To be done
Reproduce all of the data that follows, character for character.
# Records supplied start
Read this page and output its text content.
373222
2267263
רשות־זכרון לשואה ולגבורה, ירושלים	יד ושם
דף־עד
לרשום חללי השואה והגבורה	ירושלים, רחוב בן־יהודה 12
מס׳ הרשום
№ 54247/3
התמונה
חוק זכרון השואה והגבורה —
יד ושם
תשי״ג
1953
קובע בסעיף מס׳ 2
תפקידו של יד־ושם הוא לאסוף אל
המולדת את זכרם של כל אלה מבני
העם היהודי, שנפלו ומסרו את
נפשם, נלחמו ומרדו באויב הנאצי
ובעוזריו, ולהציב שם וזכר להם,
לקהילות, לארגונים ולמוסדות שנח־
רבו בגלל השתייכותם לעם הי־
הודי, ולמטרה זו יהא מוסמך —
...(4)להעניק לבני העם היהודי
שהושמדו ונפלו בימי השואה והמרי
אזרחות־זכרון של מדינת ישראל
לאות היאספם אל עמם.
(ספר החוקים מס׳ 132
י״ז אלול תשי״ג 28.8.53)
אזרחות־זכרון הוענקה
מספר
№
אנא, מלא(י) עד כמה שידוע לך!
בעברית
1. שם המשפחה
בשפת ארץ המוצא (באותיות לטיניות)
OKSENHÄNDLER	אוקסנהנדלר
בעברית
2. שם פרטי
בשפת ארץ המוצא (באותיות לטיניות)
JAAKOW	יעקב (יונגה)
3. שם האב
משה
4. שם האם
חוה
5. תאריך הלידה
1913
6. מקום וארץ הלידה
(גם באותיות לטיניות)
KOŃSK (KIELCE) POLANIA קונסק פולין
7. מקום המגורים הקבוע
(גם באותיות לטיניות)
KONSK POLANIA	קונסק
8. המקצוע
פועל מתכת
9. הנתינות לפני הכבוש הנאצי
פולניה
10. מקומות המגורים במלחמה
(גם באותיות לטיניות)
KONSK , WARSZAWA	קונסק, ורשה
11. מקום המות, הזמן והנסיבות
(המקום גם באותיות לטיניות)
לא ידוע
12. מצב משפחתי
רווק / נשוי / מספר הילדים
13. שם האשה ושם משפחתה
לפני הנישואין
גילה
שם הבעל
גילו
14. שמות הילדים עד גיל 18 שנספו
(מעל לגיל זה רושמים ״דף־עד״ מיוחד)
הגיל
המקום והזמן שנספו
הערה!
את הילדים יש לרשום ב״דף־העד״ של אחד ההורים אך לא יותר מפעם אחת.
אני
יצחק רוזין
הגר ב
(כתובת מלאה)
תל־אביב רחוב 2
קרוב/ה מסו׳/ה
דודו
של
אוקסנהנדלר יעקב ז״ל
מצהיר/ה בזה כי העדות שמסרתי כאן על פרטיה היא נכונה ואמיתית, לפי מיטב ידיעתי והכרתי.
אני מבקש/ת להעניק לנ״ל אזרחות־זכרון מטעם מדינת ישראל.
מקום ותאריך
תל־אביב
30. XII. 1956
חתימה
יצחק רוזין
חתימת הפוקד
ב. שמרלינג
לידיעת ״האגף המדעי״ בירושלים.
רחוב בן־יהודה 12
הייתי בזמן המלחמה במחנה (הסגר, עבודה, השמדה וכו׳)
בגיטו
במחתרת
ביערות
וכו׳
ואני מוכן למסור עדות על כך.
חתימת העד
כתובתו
# Records supplied end
Exercise result
Read this page and output its text content.
373222
2267263
רשות־זכרון לשואה ולגבורה, ירושלים	יד ושם
דף־עד
לרשום חללי השואה והגבורה	ירושלים, רחוב בן־יהודה 12
מס׳ הרשום
№ 54247/3
התמונה
חוק זכרון השואה והגבורה —
יד ושם
תשי״ג
1953
קובע בסעיף מס׳ 2
תפקידו של יד־ושם הוא לאסוף אל
המולדת את זכרם של כל אלה מבני
העם היהודי, שנפלו ומסרו את
נפשם, נלחמו ומרדו באויב הנאצי
ובעוזריו, ולהציב שם וזכר להם,
לקהילות, לארגונים ולמוסדות שנח־
רבו בגלל השתייכותם לעם הי־
הודי, ולמטרה זו יהא מוסמך —
...(4)להעניק לבני העם היהודי
שהושמדו ונפלו בימי השואה והמרי
אזרחות־זכרון של מדינת ישראל
לאות היאספם אל עמם.
(ספר החוקים מס׳ 132
י״ז אלול תשי״ג 28.8.53)
אזרחות־זכרון הוענקה
מספר
№
אנא, מלא(י) עד כמה שידוע לך!
בעברית
1. שם המשפחה
בשפת ארץ המוצא (באותיות לטיניות)
OKSENHÄNDLER	אוקסנהנדלר
בעברית
2. שם פרטי
בשפת ארץ המוצא (באותיות לטיניות)
JAAKOW	יעקב (יונגה)
3. שם האב
משה
4. שם האם
חוה
5. תאריך הלידה
1913
6. מקום וארץ הלידה
(גם באותיות לטיניות)
KOŃSK (KIELCE) POLANIA קונסק פולין
7. מקום המגורים הקבוע
(גם באותיות לטיניות)
KONSK POLANIA	קונסק
8. המקצוע
פועל מתכת
9. הנתינות לפני הכבוש הנאצי
פולניה
10. מקומות המגורים במלחמה
(גם באותיות לטיניות)
KONSK , WARSZAWA	קונסק, ורשה
11. מקום המות, הזמן והנסיבות
(המקום גם באותיות לטיניות)
לא ידוע
12. מצב משפחתי
רווק / נשוי / מספר הילדים
13. שם האשה ושם משפחתה
לפני הנישואין
גילה
שם הבעל
גילו
14. שמות הילדים עד גיל 18 שנספו
(מעל לגיל זה רושמים ״דף־עד״ מיוחד)
הגיל
המקום והזמן שנספו
הערה!
את הילדים יש לרשום ב״דף־העד״ של אחד ההורים אך לא יותר מפעם אחת.
אני
יצחק רוזין
הגר ב
(כתובת מלאה)
תל־אביב רחוב 2
קרוב/ה מסו׳/ה
דודו
של
אוקסנהנדלר יעקב ז״ל
מצהיר/ה בזה כי העדות שמסרתי כאן על פרטיה היא נכונה ואמיתית, לפי מיטב ידיעתי והכרתי.
אני מבקש/ת להעניק לנ״ל אזרחות־זכרון מטעם מדינת ישראל.
מקום ותאריך
תל־אביב
30. XII. 1956
חתימה
יצחק רוזין
חתימת הפוקד
ב. שמרלינג
לידיעת ״האגף המדעי״ בירושלים.
רחוב בן־יהודה 12
הייתי בזמן המלחמה במחנה (הסגר, עבודה, השמדה וכו׳)
בגיטו
במחתרת
ביערות
וכו׳
ואני מוכן למסור עדות על כך.
חתימת העד
כתובתו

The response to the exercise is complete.